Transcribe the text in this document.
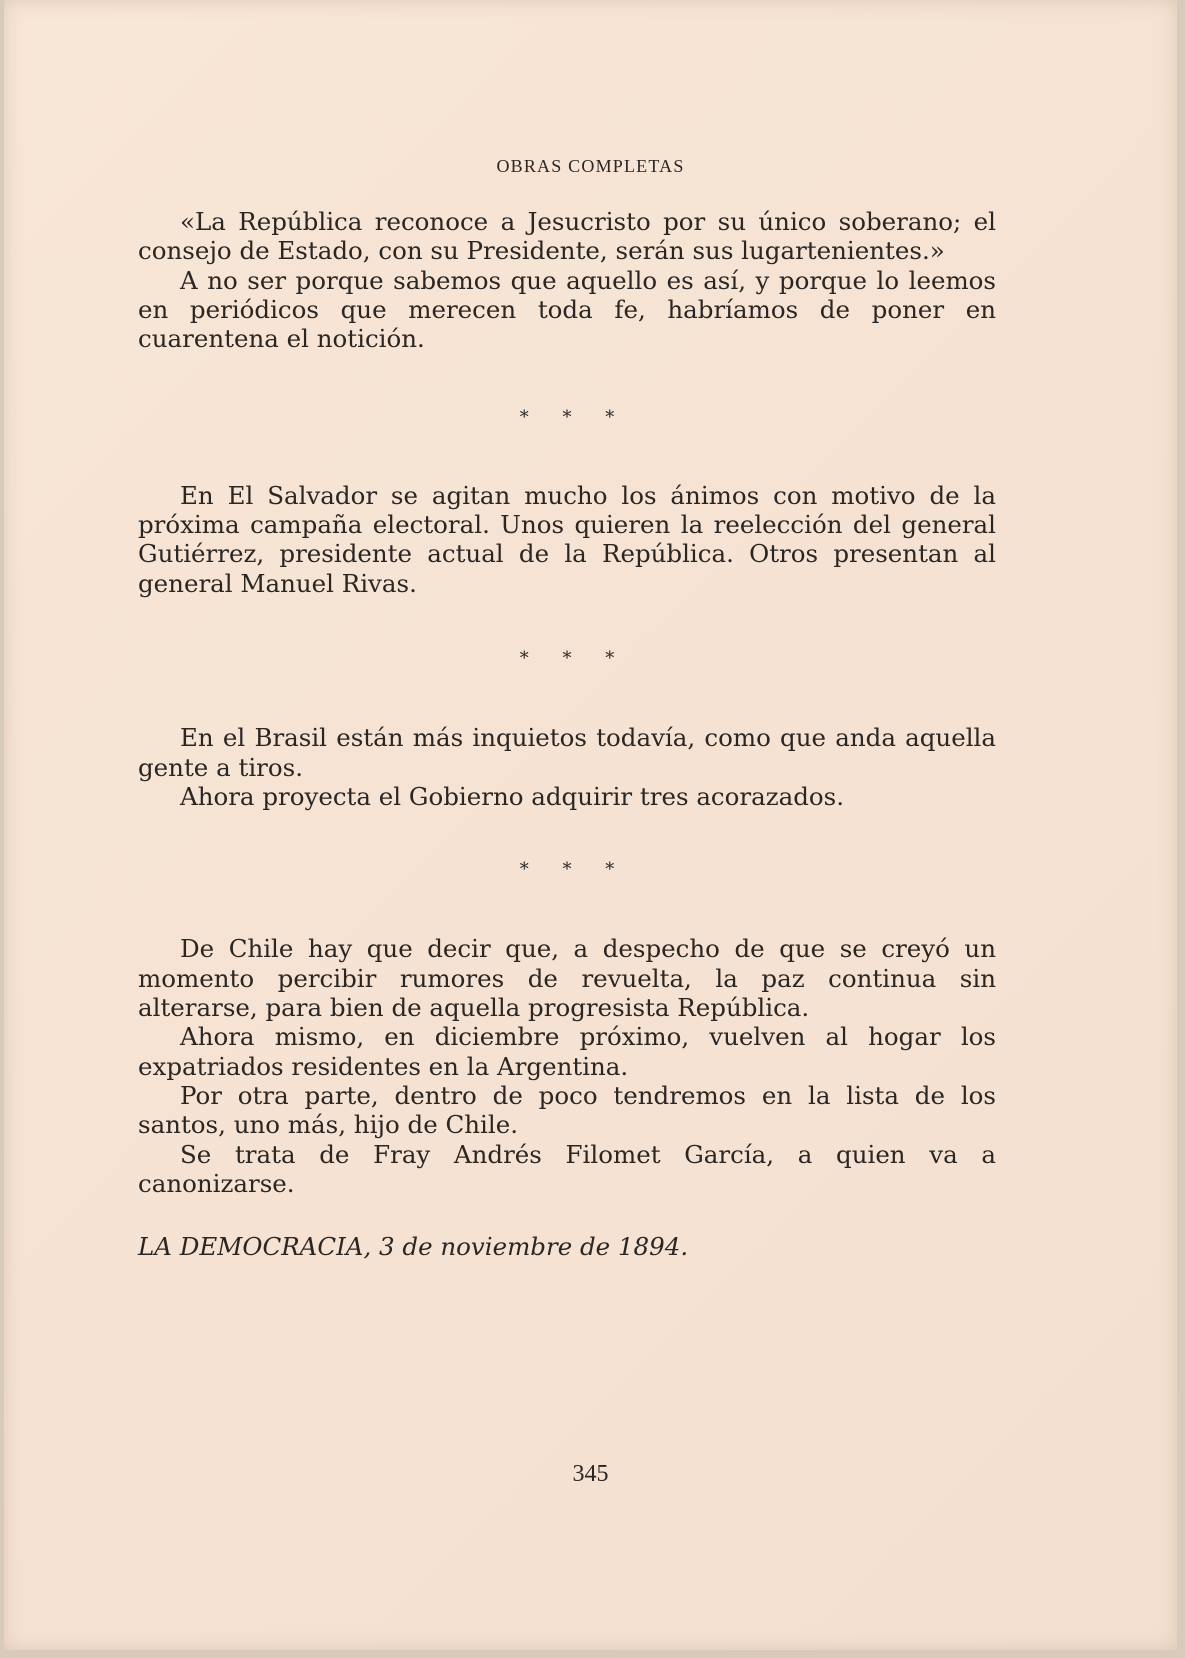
OBRAS COMPLETAS

«La República reconoce a Jesucristo por su único soberano; el consejo de Estado, con su Presidente, serán sus lugartenientes.»

A no ser porque sabemos que aquello es así, y porque lo leemos en periódicos que merecen toda fe, habríamos de poner en cuarentena el notición.

* * *

En El Salvador se agitan mucho los ánimos con motivo de la próxima campaña electoral. Unos quieren la reelección del general Gutiérrez, presidente actual de la República. Otros presentan al general Manuel Rivas.

* * *

En el Brasil están más inquietos todavía, como que anda aquella gente a tiros.

Ahora proyecta el Gobierno adquirir tres acorazados.

* * *

De Chile hay que decir que, a despecho de que se creyó un momento percibir rumores de revuelta, la paz continua sin alterarse, para bien de aquella progresista República.

Ahora mismo, en diciembre próximo, vuelven al hogar los expatriados residentes en la Argentina.

Por otra parte, dentro de poco tendremos en la lista de los santos, uno más, hijo de Chile.

Se trata de Fray Andrés Filomet García, a quien va a canonizarse.

LA DEMOCRACIA, 3 de noviembre de 1894.
345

§ **WHAT THE TASK ASKS**
Within the data above, count the lines that contain the string "aquella"; the reply is the number alone.

§ **THE RESULT**
2